[JOB]
Write out the entries, please, from the line containing "Extract the chart's" through their final line, exactly and with nothing else.

[start]

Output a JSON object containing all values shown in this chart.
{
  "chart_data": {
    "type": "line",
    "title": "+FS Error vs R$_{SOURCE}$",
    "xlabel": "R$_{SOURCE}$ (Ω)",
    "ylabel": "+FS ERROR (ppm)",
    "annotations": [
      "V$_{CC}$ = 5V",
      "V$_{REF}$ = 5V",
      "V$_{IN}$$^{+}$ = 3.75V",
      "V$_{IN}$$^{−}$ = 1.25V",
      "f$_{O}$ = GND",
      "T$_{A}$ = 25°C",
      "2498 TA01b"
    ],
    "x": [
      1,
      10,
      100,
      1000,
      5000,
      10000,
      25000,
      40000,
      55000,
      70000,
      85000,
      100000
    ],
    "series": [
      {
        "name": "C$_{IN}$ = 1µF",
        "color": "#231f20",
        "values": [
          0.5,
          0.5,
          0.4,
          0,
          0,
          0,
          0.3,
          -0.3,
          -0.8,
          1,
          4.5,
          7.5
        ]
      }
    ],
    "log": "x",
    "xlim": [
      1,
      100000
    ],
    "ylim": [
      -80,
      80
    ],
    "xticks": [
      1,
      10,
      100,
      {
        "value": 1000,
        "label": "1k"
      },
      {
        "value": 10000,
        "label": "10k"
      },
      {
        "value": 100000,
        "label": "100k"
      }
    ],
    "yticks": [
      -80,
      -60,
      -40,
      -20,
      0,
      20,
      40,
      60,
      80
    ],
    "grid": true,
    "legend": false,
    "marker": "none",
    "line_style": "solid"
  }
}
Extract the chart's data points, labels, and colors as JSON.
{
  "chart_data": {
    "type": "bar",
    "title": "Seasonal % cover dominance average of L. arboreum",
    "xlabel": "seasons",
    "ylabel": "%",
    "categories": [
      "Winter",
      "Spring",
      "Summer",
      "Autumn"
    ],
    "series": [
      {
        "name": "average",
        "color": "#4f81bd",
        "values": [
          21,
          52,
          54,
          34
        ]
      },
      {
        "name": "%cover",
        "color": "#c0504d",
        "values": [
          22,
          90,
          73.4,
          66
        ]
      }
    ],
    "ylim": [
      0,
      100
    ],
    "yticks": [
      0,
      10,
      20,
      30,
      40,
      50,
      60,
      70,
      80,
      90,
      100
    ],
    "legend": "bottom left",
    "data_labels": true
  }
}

[end]

[CORRECT OUTPUT]
Extract the chart's data points, labels, and colors as JSON.
{
  "chart_data": {
    "type": "bar",
    "title": "Seasonal % cover dominance average of L. arboreum",
    "xlabel": "seasons",
    "ylabel": "%",
    "categories": [
      "Winter",
      "Spring",
      "Summer",
      "Autumn"
    ],
    "series": [
      {
        "name": "average",
        "color": "#4f81bd",
        "values": [
          21,
          52,
          54,
          34
        ]
      },
      {
        "name": "%cover",
        "color": "#c0504d",
        "values": [
          22,
          90,
          73.4,
          66
        ]
      }
    ],
    "ylim": [
      0,
      100
    ],
    "yticks": [
      0,
      10,
      20,
      30,
      40,
      50,
      60,
      70,
      80,
      90,
      100
    ],
    "legend": "bottom left",
    "data_labels": true
  }
}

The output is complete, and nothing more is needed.